Select all lines holding the word "elderly" from the entries that follow.

| Data for this task |
###
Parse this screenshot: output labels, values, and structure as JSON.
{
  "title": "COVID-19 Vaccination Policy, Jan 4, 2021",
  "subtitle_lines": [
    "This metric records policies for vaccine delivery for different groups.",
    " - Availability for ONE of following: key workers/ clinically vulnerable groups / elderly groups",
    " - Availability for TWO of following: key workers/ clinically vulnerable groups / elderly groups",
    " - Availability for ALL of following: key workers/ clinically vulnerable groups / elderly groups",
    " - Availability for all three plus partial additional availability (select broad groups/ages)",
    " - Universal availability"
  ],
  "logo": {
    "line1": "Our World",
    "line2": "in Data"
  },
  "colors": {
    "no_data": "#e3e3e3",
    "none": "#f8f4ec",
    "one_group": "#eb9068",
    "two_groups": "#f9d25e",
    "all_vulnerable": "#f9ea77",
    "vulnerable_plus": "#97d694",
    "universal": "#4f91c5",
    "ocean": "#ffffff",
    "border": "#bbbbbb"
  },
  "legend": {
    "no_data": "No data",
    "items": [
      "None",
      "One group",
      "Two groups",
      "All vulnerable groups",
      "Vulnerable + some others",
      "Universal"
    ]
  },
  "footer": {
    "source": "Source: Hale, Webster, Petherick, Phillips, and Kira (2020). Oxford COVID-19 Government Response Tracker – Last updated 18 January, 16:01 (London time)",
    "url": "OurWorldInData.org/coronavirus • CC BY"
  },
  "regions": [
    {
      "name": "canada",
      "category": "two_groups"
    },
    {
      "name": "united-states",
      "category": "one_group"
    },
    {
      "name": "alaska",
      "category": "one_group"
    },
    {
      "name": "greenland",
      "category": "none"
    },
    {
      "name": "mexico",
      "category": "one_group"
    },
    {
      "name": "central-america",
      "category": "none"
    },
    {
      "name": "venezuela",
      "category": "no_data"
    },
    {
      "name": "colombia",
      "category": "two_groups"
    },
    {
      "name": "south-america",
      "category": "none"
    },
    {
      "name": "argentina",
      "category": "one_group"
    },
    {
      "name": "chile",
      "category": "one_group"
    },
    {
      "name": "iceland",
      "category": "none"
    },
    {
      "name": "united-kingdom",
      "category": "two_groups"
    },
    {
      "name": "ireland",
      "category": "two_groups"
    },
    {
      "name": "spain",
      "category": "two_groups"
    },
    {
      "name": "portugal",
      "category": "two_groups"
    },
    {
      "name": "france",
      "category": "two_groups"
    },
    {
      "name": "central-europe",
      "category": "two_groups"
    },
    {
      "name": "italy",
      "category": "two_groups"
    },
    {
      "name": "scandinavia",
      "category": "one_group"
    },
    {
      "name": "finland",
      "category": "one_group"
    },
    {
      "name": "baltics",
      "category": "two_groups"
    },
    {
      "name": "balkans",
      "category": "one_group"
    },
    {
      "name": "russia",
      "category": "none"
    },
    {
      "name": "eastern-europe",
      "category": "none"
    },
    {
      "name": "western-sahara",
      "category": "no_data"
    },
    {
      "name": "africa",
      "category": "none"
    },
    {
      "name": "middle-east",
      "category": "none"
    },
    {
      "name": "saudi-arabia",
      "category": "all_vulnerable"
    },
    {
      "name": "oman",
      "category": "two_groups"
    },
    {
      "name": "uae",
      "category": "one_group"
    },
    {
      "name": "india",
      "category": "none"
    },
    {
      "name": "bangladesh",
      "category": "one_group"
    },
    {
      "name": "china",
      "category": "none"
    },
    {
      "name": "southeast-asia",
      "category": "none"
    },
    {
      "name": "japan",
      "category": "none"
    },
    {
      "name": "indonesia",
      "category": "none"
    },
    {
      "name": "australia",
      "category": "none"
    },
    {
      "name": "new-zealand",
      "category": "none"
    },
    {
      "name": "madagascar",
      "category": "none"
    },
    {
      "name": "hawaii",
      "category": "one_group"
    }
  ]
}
###
| Result of this task |
    " - Availability for ONE of following: key workers/ clinically vulnerable groups / elderly groups",
    " - Availability for TWO of following: key workers/ clinically vulnerable groups / elderly groups",
    " - Availability for ALL of following: key workers/ clinically vulnerable groups / elderly groups",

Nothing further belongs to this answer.